Tally the lines that contain "dust" and report the total alone.

Extracted records
┄┄┄┄┄┄

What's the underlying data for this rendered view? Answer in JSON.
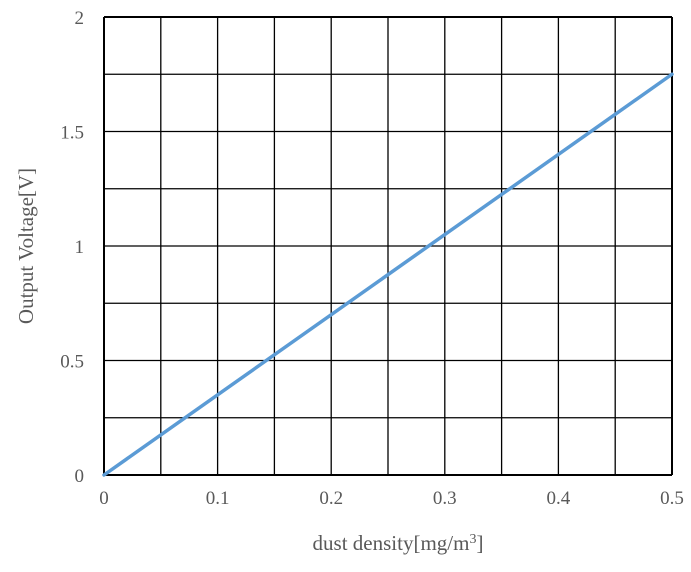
{
  "chart_data": {
    "type": "line",
    "title": "",
    "xlabel": "dust density[mg/m3]",
    "xlabel_parts": {
      "main": "dust density[mg/m",
      "sup": "3",
      "close": "]"
    },
    "ylabel": "Output Voltage[V]",
    "xlim": [
      0,
      0.5
    ],
    "ylim": [
      0,
      2
    ],
    "x_ticks": [
      0,
      0.05,
      0.1,
      0.15,
      0.2,
      0.25,
      0.3,
      0.35,
      0.4,
      0.45,
      0.5
    ],
    "x_tick_labels": [
      "0",
      "0.1",
      "0.2",
      "0.3",
      "0.4",
      "0.5"
    ],
    "y_ticks": [
      0,
      0.25,
      0.5,
      0.75,
      1,
      1.25,
      1.5,
      1.75,
      2
    ],
    "y_tick_labels": [
      "0",
      "0.5",
      "1",
      "1.5",
      "2"
    ],
    "grid": true,
    "series": [
      {
        "x": [
          0,
          0.5
        ],
        "y": [
          0,
          1.75
        ],
        "color": "#5b9bd5"
      }
    ]
  },
  "colors": {
    "grid": "#000000",
    "text": "#595959",
    "line": "#5b9bd5"
  }
}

┄┄┄┄┄┄

■ **Final result**
2